Goal:
In the listing below, locate the line containing "Transcribe this image's" and copy it and every line after it through the end, exactly as written, leaving out any pictures.
[BEGIN]
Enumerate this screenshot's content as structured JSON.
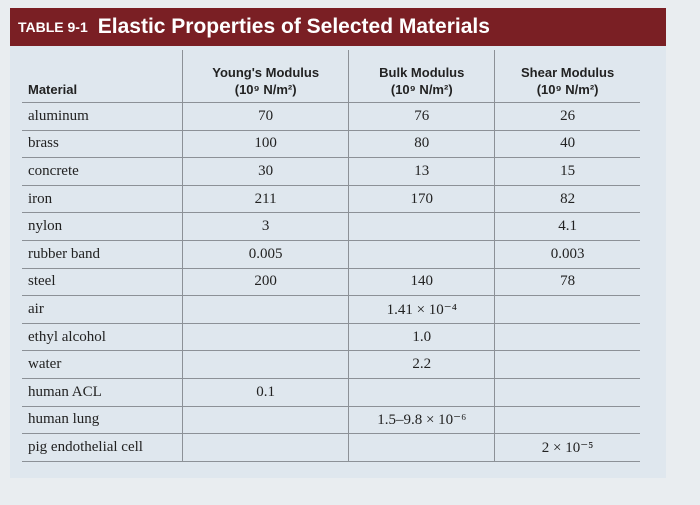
{
  "header": {
    "label": "TABLE 9-1",
    "title": "Elastic Properties of Selected Materials"
  },
  "table": {
    "columns": [
      {
        "name": "Material"
      },
      {
        "name": "Young's Modulus",
        "unit": "(10⁹ N/m²)"
      },
      {
        "name": "Bulk Modulus",
        "unit": "(10⁹ N/m²)"
      },
      {
        "name": "Shear Modulus",
        "unit": "(10⁹ N/m²)"
      }
    ],
    "rows": [
      [
        "aluminum",
        "70",
        "76",
        "26"
      ],
      [
        "brass",
        "100",
        "80",
        "40"
      ],
      [
        "concrete",
        "30",
        "13",
        "15"
      ],
      [
        "iron",
        "211",
        "170",
        "82"
      ],
      [
        "nylon",
        "3",
        null,
        "4.1"
      ],
      [
        "rubber band",
        "0.005",
        null,
        "0.003"
      ],
      [
        "steel",
        "200",
        "140",
        "78"
      ],
      [
        "air",
        null,
        "1.41 × 10⁻⁴",
        null
      ],
      [
        "ethyl alcohol",
        null,
        "1.0",
        null
      ],
      [
        "water",
        null,
        "2.2",
        null
      ],
      [
        "human ACL",
        "0.1",
        null,
        null
      ],
      [
        "human lung",
        null,
        "1.5–9.8 × 10⁻⁶",
        null
      ],
      [
        "pig endothelial cell",
        null,
        null,
        "2 × 10⁻⁵"
      ]
    ]
  }
}
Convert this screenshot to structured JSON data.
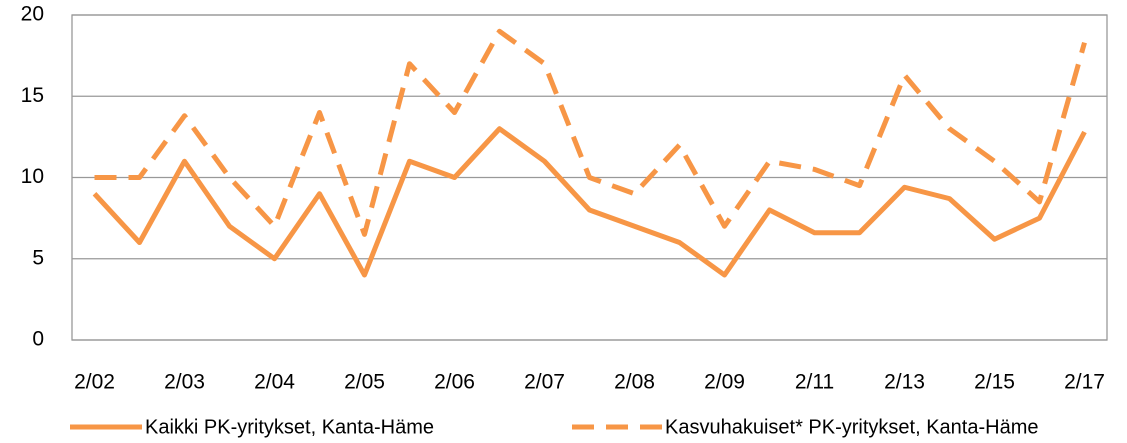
{
  "chart_data": {
    "type": "line",
    "categories": [
      "2/02",
      null,
      "2/03",
      null,
      "2/04",
      null,
      "2/05",
      null,
      "2/06",
      null,
      "2/07",
      null,
      "2/08",
      null,
      "2/09",
      null,
      "2/11",
      null,
      "2/13",
      null,
      "2/15",
      null,
      "2/17"
    ],
    "series": [
      {
        "name": "Kaikki PK-yritykset, Kanta-Häme",
        "color": "#f79646",
        "dash": false,
        "values": [
          9,
          6,
          11,
          7,
          5,
          9,
          4,
          11,
          10,
          13,
          11,
          8,
          7,
          6,
          4,
          8,
          6.6,
          6.6,
          9.4,
          8.7,
          6.2,
          7.5,
          12.8
        ]
      },
      {
        "name": "Kasvuhakuiset* PK-yritykset, Kanta-Häme",
        "color": "#f79646",
        "dash": true,
        "values": [
          10,
          10,
          13.8,
          10,
          7,
          14,
          6.5,
          17,
          14,
          19,
          17,
          10,
          9,
          12,
          7,
          11,
          10.5,
          9.5,
          16.3,
          13,
          11,
          8.5,
          18.3
        ]
      }
    ],
    "ylim": [
      0,
      20
    ],
    "yticks": [
      0,
      5,
      10,
      15,
      20
    ],
    "grid": true,
    "legend": "bottom"
  }
}
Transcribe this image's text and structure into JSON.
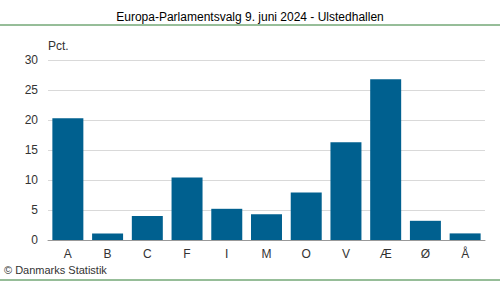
{
  "chart_data": {
    "type": "bar",
    "title": "Europa-Parlamentsvalg 9. juni 2024 - Ulstedhallen",
    "ylabel": "Pct.",
    "annotation": "© Danmarks Statistik",
    "categories": [
      "A",
      "B",
      "C",
      "F",
      "I",
      "M",
      "O",
      "V",
      "Æ",
      "Ø",
      "Å"
    ],
    "values": [
      20.3,
      1.1,
      4.0,
      10.4,
      5.2,
      4.3,
      7.9,
      16.3,
      26.8,
      3.2,
      1.1
    ],
    "color": "#00608f",
    "ylim": [
      0,
      30
    ],
    "yticks": [
      0,
      5,
      10,
      15,
      20,
      25,
      30
    ],
    "grid": true
  }
}
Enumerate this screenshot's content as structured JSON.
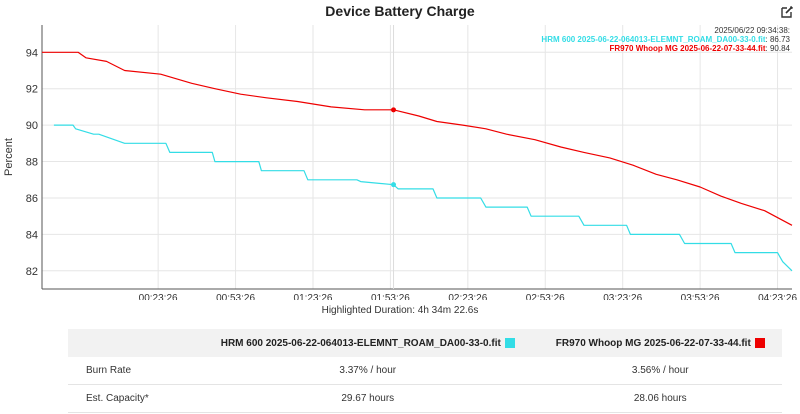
[END]
Task solution:
Transcribe this image's text and structure into JSON.
{
  "chart_data": {
    "type": "bar",
    "title": "Europa-Parlamentsvalg 9. juni 2024 - Ulstedhallen",
    "ylabel": "Pct.",
    "annotation": "© Danmarks Statistik",
    "categories": [
      "A",
      "B",
      "C",
      "F",
      "I",
      "M",
      "O",
      "V",
      "Æ",
      "Ø",
      "Å"
    ],
    "values": [
      20.3,
      1.1,
      4.0,
      10.4,
      5.2,
      4.3,
      7.9,
      16.3,
      26.8,
      3.2,
      1.1
    ],
    "color": "#00608f",
    "ylim": [
      0,
      30
    ],
    "yticks": [
      0,
      5,
      10,
      15,
      20,
      25,
      30
    ],
    "grid": true
  }
}
Enumerate this screenshot's content as structured JSON.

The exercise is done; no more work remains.